== To-do list ==
#1 Can you set down everything in the keystroke-level model article from "- H (homing" down to "a .56 cm grid.", word for word?
#2 In the keystroke-level model article, how would you render this sentence in Spanish: "A mouse click is not contained and counts as a separate K operation."
#3 Could you carry the keystroke-level model article forward from its last sentence?
───── Passage shown ─────
= Keystroke-level model =

Form of human–computer interaction

In human-computer interaction, the keystroke-level model (KLM) predicts how long it will take an expert user to accomplish a routine task without errors using an interactive computer system. It was proposed by Stuart K. Card, Thomas P. Moran and Allen Newell in 1980 in the Communications of the ACM and published in their book The Psychology of Human-Computer Interaction in 1983, which is considered as a classic in the HCI field. The foundations were laid in 1974, when Card and Moran joined the Palo Alto Research Center (PARC) and created a group named Applied Information-Processing Psychology Project (AIP) with Newell as a consultant aiming to create an applied psychology of human-computer interaction. The keystroke-level model is still relevant today, which is shown by the recent research about mobile phones and touchscreens (see Adaptions).

== Structure of the keystroke-level model ==
The keystroke-level model consists of six operators: the first four are physical motor operators followed by one mental operator and one system response operator:
- K (keystroke or button press): it is the most frequent operator and means keys and not characters (so e.g. pressing SHIFT is a separate K operation). The time for this operator depends on the motor skills of the user and is determined by one-minute typing tests, where the total test time is divided by the total number of non-error keystrokes.
- P (pointing to a target on a display with a mouse): this time differs depending on the distance to the target and the size of the target, but is held constant. A mouse click is not contained and counts as a separate K operation.
- H (homing the hand(s) on the keyboard or other device): This includes movement between any two devices as well as the fine positioning of the hand.
- D (drawing (manually) n_{D} straight-line segments with a total length of D(n_{D}, l_{D}) cm): where n_{D} is the number of the line segments drawn and l_{D} is the total length of the line segments. This operator is very specialized because it is restricted to the mouse and the drawing system has to constrain the cursor to a .56 cm grid.
───── Source excerpt ─────
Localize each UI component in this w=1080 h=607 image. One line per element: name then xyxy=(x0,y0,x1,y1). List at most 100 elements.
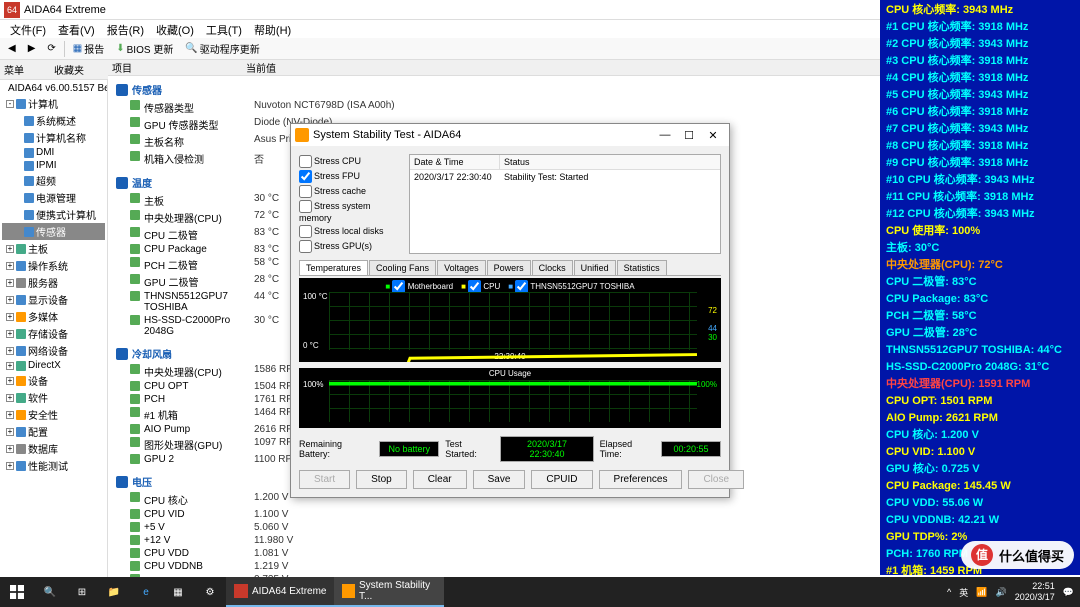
─────
== Results by task ==
#1
- H (homing the hand(s) on the keyboard or other device): This includes movement between any two devices as well as the fine positioning of the hand.
- D (drawing (manually) n_{D} straight-line segments with a total length of D(n_{D}, l_{D}) cm): where n_{D} is the number of the line segments drawn and l_{D} is the total length of the line segments. This operator is very specialized because it is restricted to the mouse and the drawing system has to constrain the cursor to a .56 cm grid.

#2 Un clic del ratón no está incluido y cuenta como una operación K aparte.

#3
- M (mentally preparing for executing physical actions): denotes the time a user needs for thinking or decision making. The number of Ms in a method depends on the knowledge and skill of the user. Heuristics are given to help decide where an M should be placed in a method. For example, when pointing with the mouse a button press is usually fully anticipated and no M is needed between both operators. The following table shows the heuristics for placing the M operator:

Begin with a method encoding that includes all physical operators and response operations. Use Rule 0 to place candidate Ms, and then cycle through Rules 1 to 4 for each M to see whether it should be deleted.
| Rule 0 | Insert Ms in front of all Ks that are not part of argument strings proper (e.g., text strings or numbers). Place Ms in front of all Ps that select commands (not arguments). |
| Rule 1 | If an operator following an M is fully anticipated in the operator just previous to M, then delete the M (e.g., PMK -> PK). |
| Rule 2 | If a string of MKs belong to a cognitive unit (e.g., the name of a command), then delete all Ms but the first. |
| Rule 3 | If a K is a redundant terminator (e.g., the terminator of a command immediately following the terminator of its argument), then delete the M in front of the K. |
| Rule 4 | If a K terminates a constant string (e.g., a command name), then delete the M in front of the K; but if the K terminates a variable string (e.g., an argument string) then keep the M. |

- R (response time of the system): the response time depends on the system, the command and the context of the command. It is only used when the user actually has to wait for the system. For instance, when the user mentally prepares (M) for executing their next physical action only the non-overlapping part of the response time is needed for R because the user uses the response time for the M operation (e.g. R of 2 seconds – M of 1.35 seconds = R of .65 seconds). To make things clearer, Kieras suggests the naming waiting time (W) instead of response time (R) to avoid confusion. Sauro suggests taking a sample of the system response time.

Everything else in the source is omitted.